### TASK PROMPT:
Reproduce the listing below without changes, except that pictures are left out.
★ ★ ★ ★
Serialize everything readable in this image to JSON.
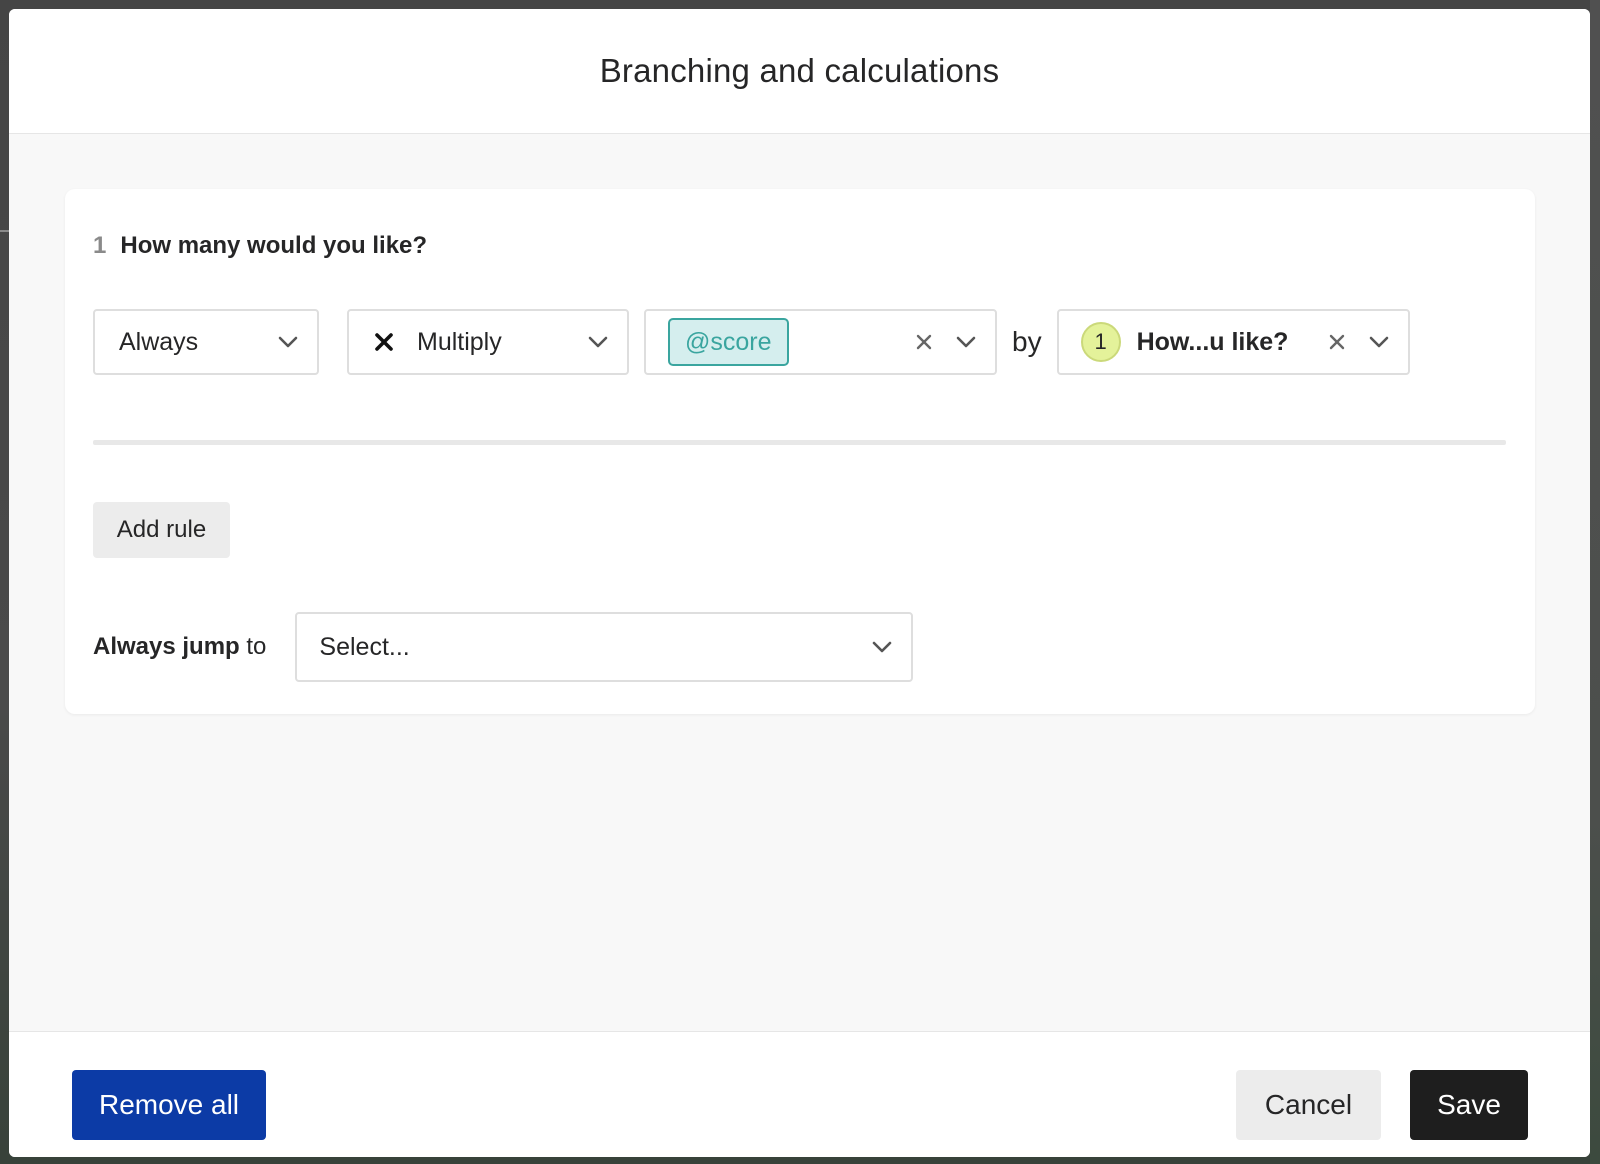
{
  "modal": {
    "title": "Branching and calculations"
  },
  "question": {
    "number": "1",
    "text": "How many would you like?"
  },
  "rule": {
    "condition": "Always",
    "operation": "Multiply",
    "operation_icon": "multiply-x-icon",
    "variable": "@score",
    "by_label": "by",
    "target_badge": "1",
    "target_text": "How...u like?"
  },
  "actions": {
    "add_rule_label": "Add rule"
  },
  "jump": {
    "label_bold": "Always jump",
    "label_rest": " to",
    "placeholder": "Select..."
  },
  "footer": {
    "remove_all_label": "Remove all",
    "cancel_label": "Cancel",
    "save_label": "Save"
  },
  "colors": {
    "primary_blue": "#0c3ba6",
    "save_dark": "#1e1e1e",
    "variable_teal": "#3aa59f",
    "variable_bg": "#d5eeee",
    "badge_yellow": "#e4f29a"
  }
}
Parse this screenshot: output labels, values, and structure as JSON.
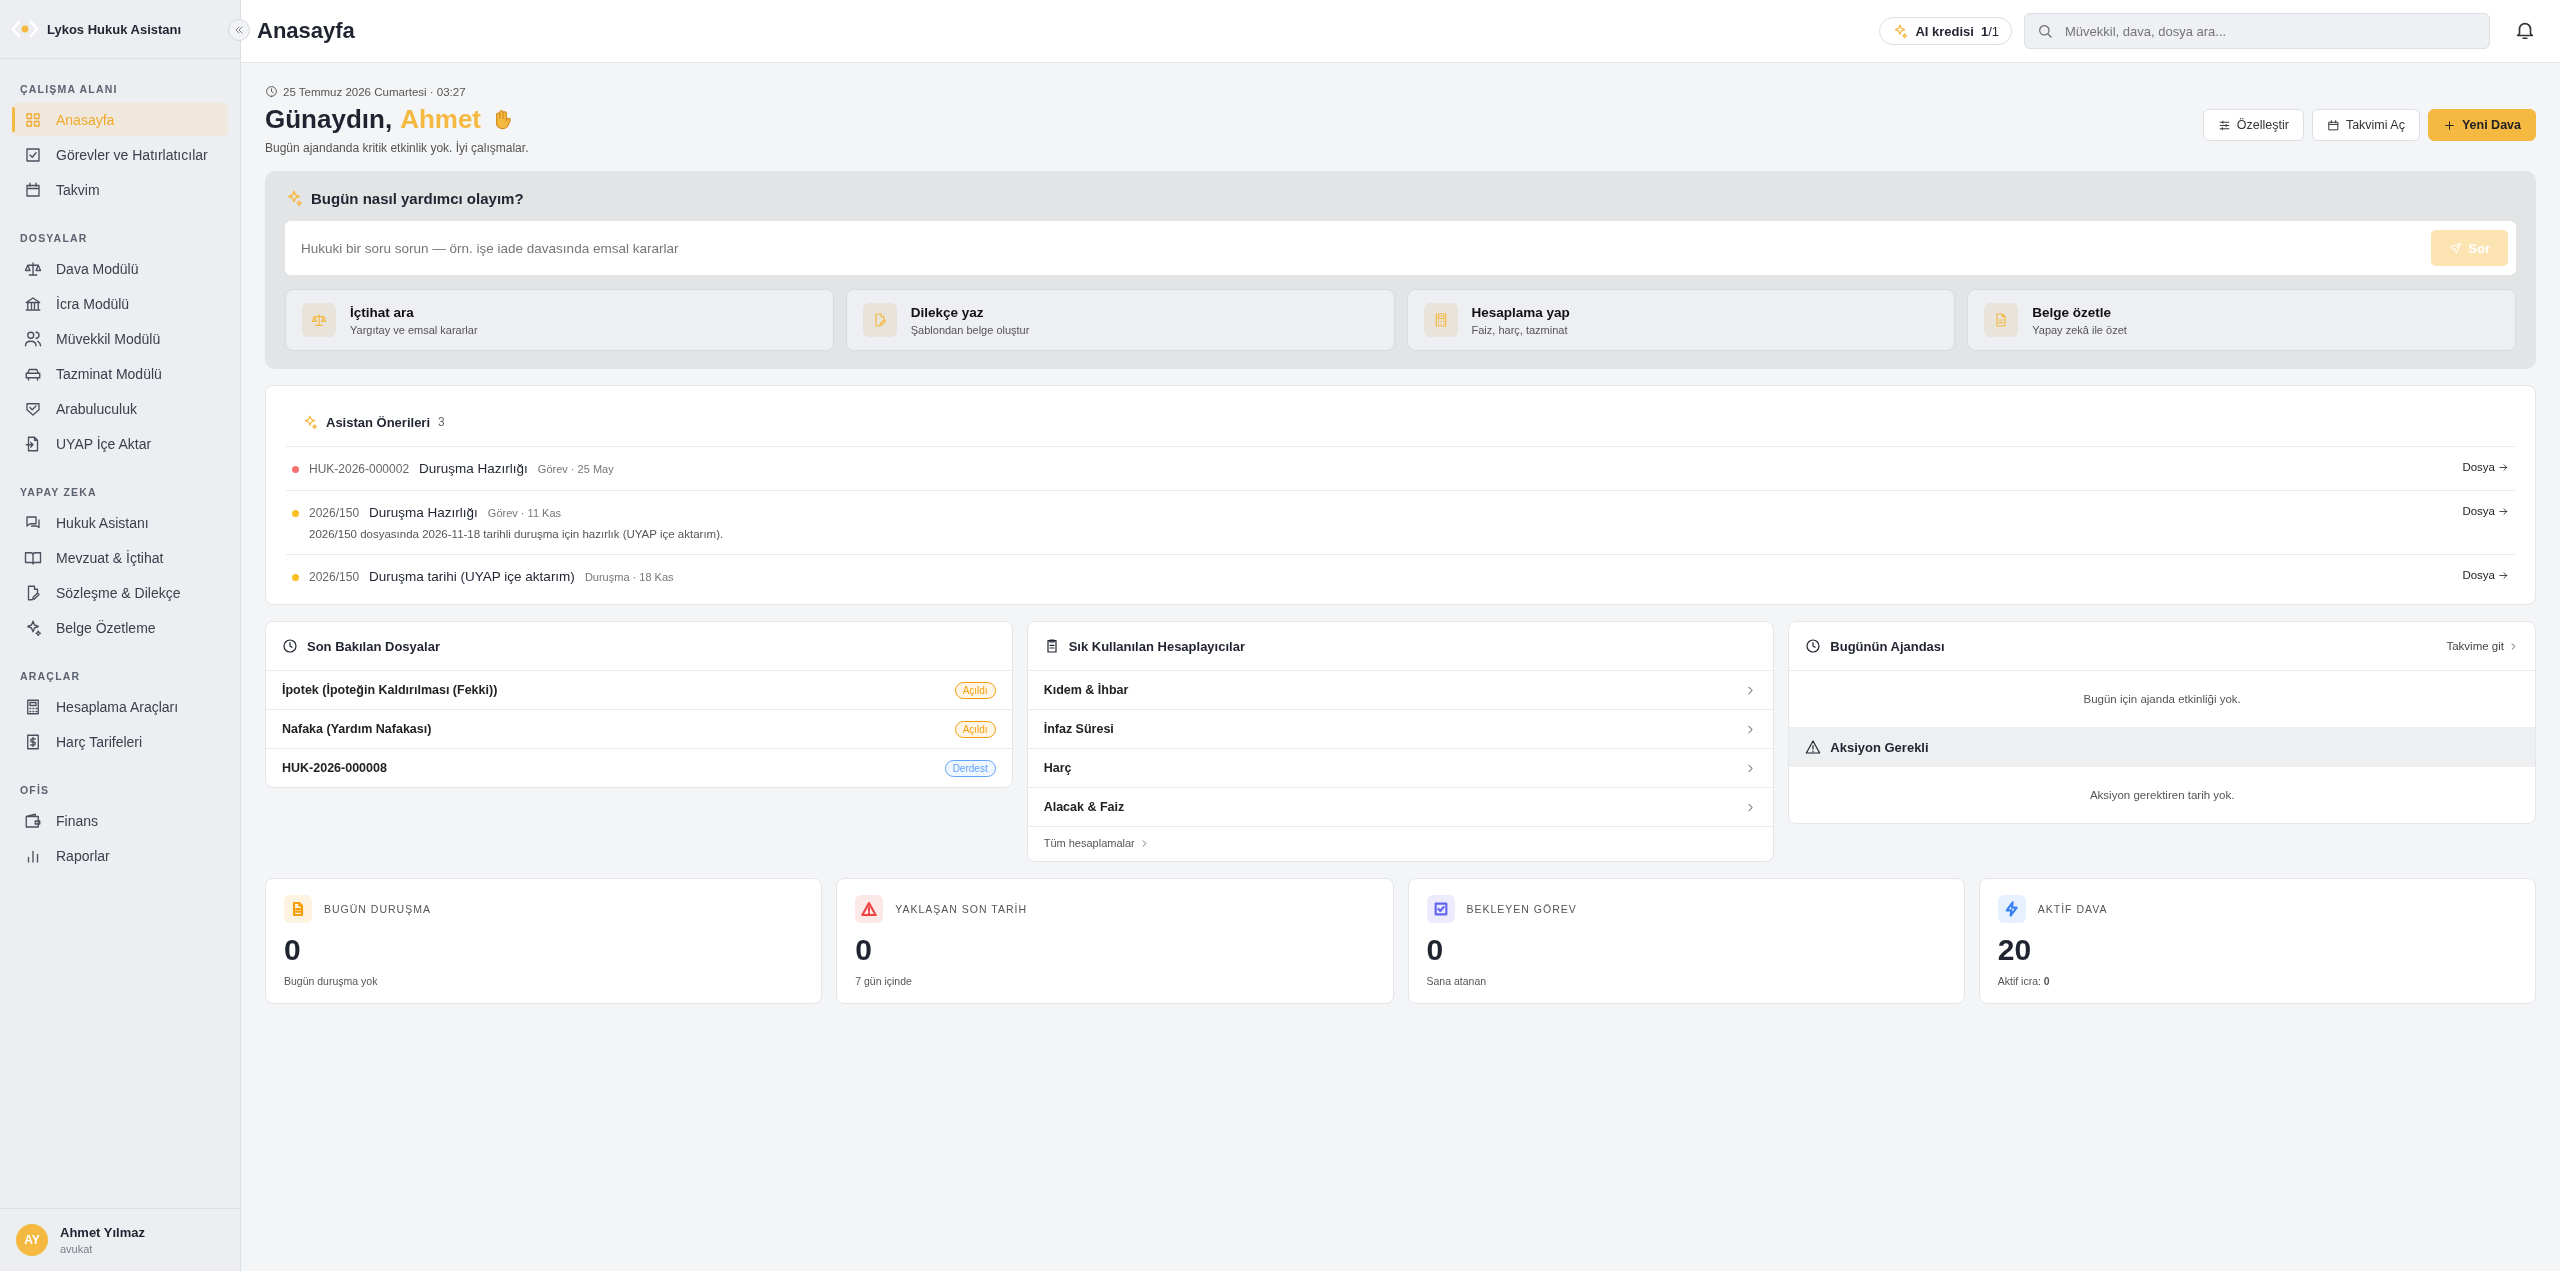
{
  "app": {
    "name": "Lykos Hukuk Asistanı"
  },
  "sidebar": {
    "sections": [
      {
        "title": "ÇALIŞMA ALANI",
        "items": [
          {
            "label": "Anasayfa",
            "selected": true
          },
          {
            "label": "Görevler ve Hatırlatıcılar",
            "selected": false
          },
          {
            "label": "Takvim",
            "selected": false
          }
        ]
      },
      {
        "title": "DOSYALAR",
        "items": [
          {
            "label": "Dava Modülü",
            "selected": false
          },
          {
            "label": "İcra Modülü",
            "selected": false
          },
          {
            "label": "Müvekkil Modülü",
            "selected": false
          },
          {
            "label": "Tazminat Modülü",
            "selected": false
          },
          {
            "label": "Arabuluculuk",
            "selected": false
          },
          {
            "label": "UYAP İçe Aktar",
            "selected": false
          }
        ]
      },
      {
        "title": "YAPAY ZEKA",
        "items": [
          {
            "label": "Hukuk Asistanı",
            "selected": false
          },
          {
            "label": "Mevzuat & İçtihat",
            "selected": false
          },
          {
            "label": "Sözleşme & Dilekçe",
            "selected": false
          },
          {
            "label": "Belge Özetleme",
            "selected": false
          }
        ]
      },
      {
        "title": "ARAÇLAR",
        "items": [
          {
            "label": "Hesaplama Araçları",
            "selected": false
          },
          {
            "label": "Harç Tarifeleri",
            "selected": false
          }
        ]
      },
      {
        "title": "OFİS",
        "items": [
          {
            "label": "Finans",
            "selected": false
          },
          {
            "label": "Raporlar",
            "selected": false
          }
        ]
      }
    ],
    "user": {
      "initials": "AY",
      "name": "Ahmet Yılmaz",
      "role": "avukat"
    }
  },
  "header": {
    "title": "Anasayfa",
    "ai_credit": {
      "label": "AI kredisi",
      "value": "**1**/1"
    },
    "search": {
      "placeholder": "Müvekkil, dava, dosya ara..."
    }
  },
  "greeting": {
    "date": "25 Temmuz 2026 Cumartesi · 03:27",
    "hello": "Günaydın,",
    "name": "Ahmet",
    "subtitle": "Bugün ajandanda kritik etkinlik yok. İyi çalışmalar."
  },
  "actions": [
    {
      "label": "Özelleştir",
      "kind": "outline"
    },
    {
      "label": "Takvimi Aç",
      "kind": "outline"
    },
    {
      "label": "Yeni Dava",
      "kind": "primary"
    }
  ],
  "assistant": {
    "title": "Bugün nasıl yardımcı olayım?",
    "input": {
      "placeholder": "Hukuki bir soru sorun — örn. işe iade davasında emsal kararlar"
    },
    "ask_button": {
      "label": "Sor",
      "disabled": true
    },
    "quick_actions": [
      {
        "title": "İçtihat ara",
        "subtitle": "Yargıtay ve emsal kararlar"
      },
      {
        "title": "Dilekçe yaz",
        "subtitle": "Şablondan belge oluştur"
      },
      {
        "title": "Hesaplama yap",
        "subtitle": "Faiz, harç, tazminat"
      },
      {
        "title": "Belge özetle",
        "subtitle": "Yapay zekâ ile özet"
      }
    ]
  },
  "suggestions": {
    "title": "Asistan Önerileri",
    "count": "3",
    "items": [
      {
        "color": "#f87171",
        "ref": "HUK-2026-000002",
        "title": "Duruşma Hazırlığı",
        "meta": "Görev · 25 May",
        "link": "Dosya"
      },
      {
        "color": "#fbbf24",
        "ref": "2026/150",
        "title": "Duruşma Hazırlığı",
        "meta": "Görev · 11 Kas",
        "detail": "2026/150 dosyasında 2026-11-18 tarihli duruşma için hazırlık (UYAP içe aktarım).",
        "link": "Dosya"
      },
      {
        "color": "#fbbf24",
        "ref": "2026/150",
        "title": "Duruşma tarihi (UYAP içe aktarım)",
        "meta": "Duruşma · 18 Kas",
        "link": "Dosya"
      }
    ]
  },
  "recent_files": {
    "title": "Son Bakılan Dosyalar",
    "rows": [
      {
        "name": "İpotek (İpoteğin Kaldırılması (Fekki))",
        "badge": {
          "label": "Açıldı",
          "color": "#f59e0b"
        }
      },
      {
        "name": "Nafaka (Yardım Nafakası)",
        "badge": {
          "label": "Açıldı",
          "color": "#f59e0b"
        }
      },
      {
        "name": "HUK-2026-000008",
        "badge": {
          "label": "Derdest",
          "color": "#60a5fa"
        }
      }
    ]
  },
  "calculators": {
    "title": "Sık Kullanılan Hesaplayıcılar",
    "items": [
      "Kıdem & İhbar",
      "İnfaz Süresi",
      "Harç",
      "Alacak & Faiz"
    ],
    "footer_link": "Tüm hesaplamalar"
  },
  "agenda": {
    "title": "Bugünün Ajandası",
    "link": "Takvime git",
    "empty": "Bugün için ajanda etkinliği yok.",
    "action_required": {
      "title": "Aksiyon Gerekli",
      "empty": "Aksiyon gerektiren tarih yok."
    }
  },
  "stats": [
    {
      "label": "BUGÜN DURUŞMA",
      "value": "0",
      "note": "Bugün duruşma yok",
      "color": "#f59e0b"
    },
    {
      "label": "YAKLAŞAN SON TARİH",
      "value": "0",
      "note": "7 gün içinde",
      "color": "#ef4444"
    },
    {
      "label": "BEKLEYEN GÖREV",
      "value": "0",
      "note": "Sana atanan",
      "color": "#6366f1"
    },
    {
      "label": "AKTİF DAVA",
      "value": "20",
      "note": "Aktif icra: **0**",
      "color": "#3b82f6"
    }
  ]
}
★ ★ ★ ★
### EXERCISE RESPONSE:
Serialize everything readable in this image to JSON.
{
  "modal": {
    "title": "Branching and calculations"
  },
  "question": {
    "number": "1",
    "text": "How many would you like?"
  },
  "rule": {
    "condition": "Always",
    "operation": "Multiply",
    "operation_icon": "multiply-x-icon",
    "variable": "@score",
    "by_label": "by",
    "target_badge": "1",
    "target_text": "How...u like?"
  },
  "actions": {
    "add_rule_label": "Add rule"
  },
  "jump": {
    "label_bold": "Always jump",
    "label_rest": " to",
    "placeholder": "Select..."
  },
  "footer": {
    "remove_all_label": "Remove all",
    "cancel_label": "Cancel",
    "save_label": "Save"
  },
  "colors": {
    "primary_blue": "#0c3ba6",
    "save_dark": "#1e1e1e",
    "variable_teal": "#3aa59f",
    "variable_bg": "#d5eeee",
    "badge_yellow": "#e4f29a"
  }
}
Parse this screenshot: output labels, values, and structure as JSON.
{
  "app": {
    "name": "Lykos Hukuk Asistanı"
  },
  "sidebar": {
    "sections": [
      {
        "title": "ÇALIŞMA ALANI",
        "items": [
          {
            "label": "Anasayfa",
            "selected": true
          },
          {
            "label": "Görevler ve Hatırlatıcılar",
            "selected": false
          },
          {
            "label": "Takvim",
            "selected": false
          }
        ]
      },
      {
        "title": "DOSYALAR",
        "items": [
          {
            "label": "Dava Modülü",
            "selected": false
          },
          {
            "label": "İcra Modülü",
            "selected": false
          },
          {
            "label": "Müvekkil Modülü",
            "selected": false
          },
          {
            "label": "Tazminat Modülü",
            "selected": false
          },
          {
            "label": "Arabuluculuk",
            "selected": false
          },
          {
            "label": "UYAP İçe Aktar",
            "selected": false
          }
        ]
      },
      {
        "title": "YAPAY ZEKA",
        "items": [
          {
            "label": "Hukuk Asistanı",
            "selected": false
          },
          {
            "label": "Mevzuat & İçtihat",
            "selected": false
          },
          {
            "label": "Sözleşme & Dilekçe",
            "selected": false
          },
          {
            "label": "Belge Özetleme",
            "selected": false
          }
        ]
      },
      {
        "title": "ARAÇLAR",
        "items": [
          {
            "label": "Hesaplama Araçları",
            "selected": false
          },
          {
            "label": "Harç Tarifeleri",
            "selected": false
          }
        ]
      },
      {
        "title": "OFİS",
        "items": [
          {
            "label": "Finans",
            "selected": false
          },
          {
            "label": "Raporlar",
            "selected": false
          }
        ]
      }
    ],
    "user": {
      "initials": "AY",
      "name": "Ahmet Yılmaz",
      "role": "avukat"
    }
  },
  "header": {
    "title": "Anasayfa",
    "ai_credit": {
      "label": "AI kredisi",
      "value": "**1**/1"
    },
    "search": {
      "placeholder": "Müvekkil, dava, dosya ara..."
    }
  },
  "greeting": {
    "date": "25 Temmuz 2026 Cumartesi · 03:27",
    "hello": "Günaydın,",
    "name": "Ahmet",
    "subtitle": "Bugün ajandanda kritik etkinlik yok. İyi çalışmalar."
  },
  "actions": [
    {
      "label": "Özelleştir",
      "kind": "outline"
    },
    {
      "label": "Takvimi Aç",
      "kind": "outline"
    },
    {
      "label": "Yeni Dava",
      "kind": "primary"
    }
  ],
  "assistant": {
    "title": "Bugün nasıl yardımcı olayım?",
    "input": {
      "placeholder": "Hukuki bir soru sorun — örn. işe iade davasında emsal kararlar"
    },
    "ask_button": {
      "label": "Sor",
      "disabled": true
    },
    "quick_actions": [
      {
        "title": "İçtihat ara",
        "subtitle": "Yargıtay ve emsal kararlar"
      },
      {
        "title": "Dilekçe yaz",
        "subtitle": "Şablondan belge oluştur"
      },
      {
        "title": "Hesaplama yap",
        "subtitle": "Faiz, harç, tazminat"
      },
      {
        "title": "Belge özetle",
        "subtitle": "Yapay zekâ ile özet"
      }
    ]
  },
  "suggestions": {
    "title": "Asistan Önerileri",
    "count": "3",
    "items": [
      {
        "color": "#f87171",
        "ref": "HUK-2026-000002",
        "title": "Duruşma Hazırlığı",
        "meta": "Görev · 25 May",
        "link": "Dosya"
      },
      {
        "color": "#fbbf24",
        "ref": "2026/150",
        "title": "Duruşma Hazırlığı",
        "meta": "Görev · 11 Kas",
        "detail": "2026/150 dosyasında 2026-11-18 tarihli duruşma için hazırlık (UYAP içe aktarım).",
        "link": "Dosya"
      },
      {
        "color": "#fbbf24",
        "ref": "2026/150",
        "title": "Duruşma tarihi (UYAP içe aktarım)",
        "meta": "Duruşma · 18 Kas",
        "link": "Dosya"
      }
    ]
  },
  "recent_files": {
    "title": "Son Bakılan Dosyalar",
    "rows": [
      {
        "name": "İpotek (İpoteğin Kaldırılması (Fekki))",
        "badge": {
          "label": "Açıldı",
          "color": "#f59e0b"
        }
      },
      {
        "name": "Nafaka (Yardım Nafakası)",
        "badge": {
          "label": "Açıldı",
          "color": "#f59e0b"
        }
      },
      {
        "name": "HUK-2026-000008",
        "badge": {
          "label": "Derdest",
          "color": "#60a5fa"
        }
      }
    ]
  },
  "calculators": {
    "title": "Sık Kullanılan Hesaplayıcılar",
    "items": [
      "Kıdem & İhbar",
      "İnfaz Süresi",
      "Harç",
      "Alacak & Faiz"
    ],
    "footer_link": "Tüm hesaplamalar"
  },
  "agenda": {
    "title": "Bugünün Ajandası",
    "link": "Takvime git",
    "empty": "Bugün için ajanda etkinliği yok.",
    "action_required": {
      "title": "Aksiyon Gerekli",
      "empty": "Aksiyon gerektiren tarih yok."
    }
  },
  "stats": [
    {
      "label": "BUGÜN DURUŞMA",
      "value": "0",
      "note": "Bugün duruşma yok",
      "color": "#f59e0b"
    },
    {
      "label": "YAKLAŞAN SON TARİH",
      "value": "0",
      "note": "7 gün içinde",
      "color": "#ef4444"
    },
    {
      "label": "BEKLEYEN GÖREV",
      "value": "0",
      "note": "Sana atanan",
      "color": "#6366f1"
    },
    {
      "label": "AKTİF DAVA",
      "value": "20",
      "note": "Aktif icra: **0**",
      "color": "#3b82f6"
    }
  ]
}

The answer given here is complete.